▶ _WHAT THE EXERCISE ASKS_
Please lay out the material from the line containing "Give me the" through the end as a Markdown table with the columns Row and Line, numbering each row and leaving out blank lines and pictures.

▶ _PROVIDED RECORDS_
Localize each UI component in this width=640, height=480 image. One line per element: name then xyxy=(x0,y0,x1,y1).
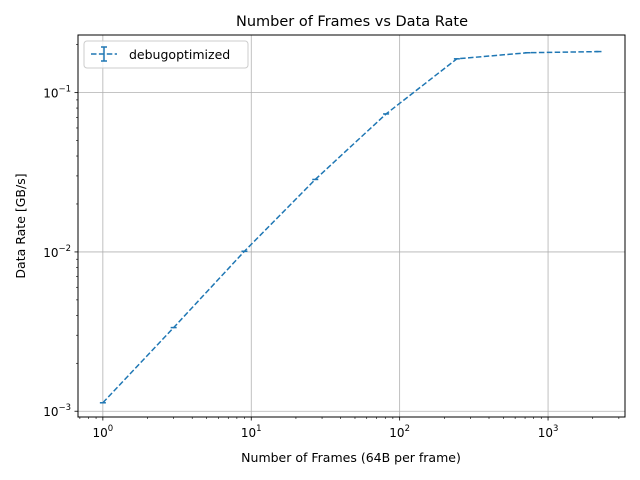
x-tick-label: 101 xyxy=(241,424,262,440)
x-tick-label: 100 xyxy=(93,424,114,440)
y-tick-label: 10−1 xyxy=(43,85,71,101)
series-layer xyxy=(99,50,602,404)
plot-frame xyxy=(77,34,626,418)
chart-title: Number of Frames vs Data Rate xyxy=(236,14,468,30)
y-tick-label: 10−2 xyxy=(43,244,71,260)
x-tick-label: 103 xyxy=(538,424,559,440)
legend-label: debugoptimized xyxy=(129,47,230,62)
series-line-debugoptimized xyxy=(102,50,599,404)
grid xyxy=(78,35,625,417)
y-axis-label: Data Rate [GB/s] xyxy=(13,173,28,278)
legend: debugoptimized xyxy=(83,40,249,69)
legend-box xyxy=(83,40,249,69)
y-tick-label: 10−3 xyxy=(43,403,71,419)
axis-ticks: 100 101 102 103 10−3 10−2 10−1 xyxy=(43,44,620,440)
x-axis-label: Number of Frames (64B per frame) xyxy=(241,450,461,465)
x-tick-label: 102 xyxy=(389,424,410,440)
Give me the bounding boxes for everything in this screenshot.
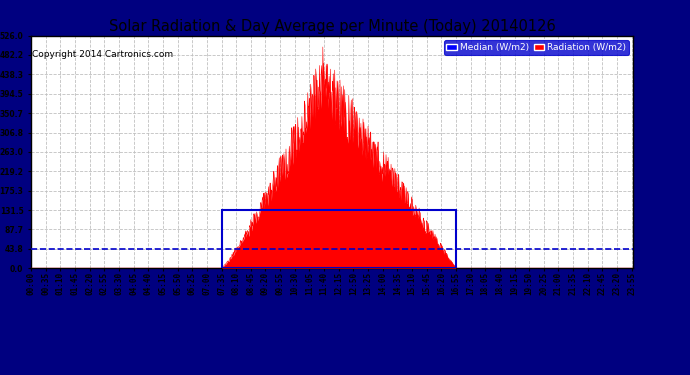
Bar <box>221 210 456 268</box>
Title: Solar Radiation & Day Average per Minute (Today) 20140126: Solar Radiation & Day Average per Minute… <box>109 20 555 34</box>
Legend: Median (W/m2), Radiation (W/m2): Median (W/m2), Radiation (W/m2) <box>444 40 629 54</box>
Text: Copyright 2014 Cartronics.com: Copyright 2014 Cartronics.com <box>32 50 173 58</box>
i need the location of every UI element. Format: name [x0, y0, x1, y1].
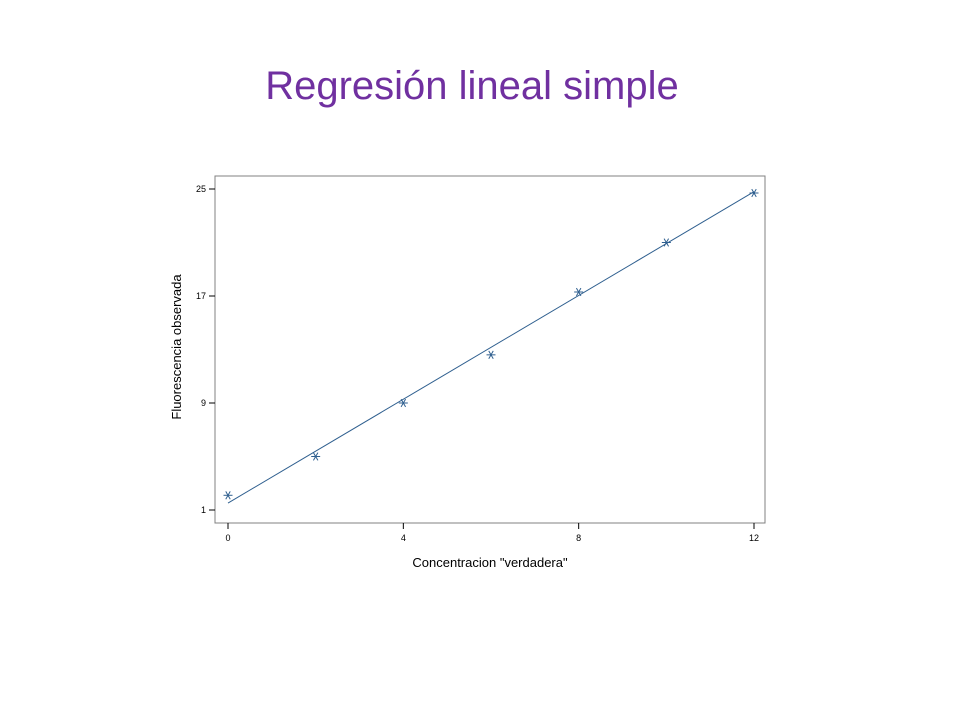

▶ _TASK RESPONSE_
| Row | Line |
|---|---|
| 1 | Give me the bounding boxes for everything in this screenshot. |
| 2 | Bar <box>221 210 456 268</box> |
| 3 | Title: Solar Radiation & Day Average per Minute (Today) 20140126: Solar Radiation & Day Average per Minute… <box>109 20 555 34</box> |
| 4 | Legend: Median (W/m2), Radiation (W/m2): Median (W/m2), Radiation (W/m2) <box>444 40 629 54</box> |
| 5 | Text: Copyright 2014 Cartronics.com: Copyright 2014 Cartronics.com <box>32 50 173 58</box> |
| 6 | i need the location of every UI element. Format: name [x0, y0, x1, y1]. |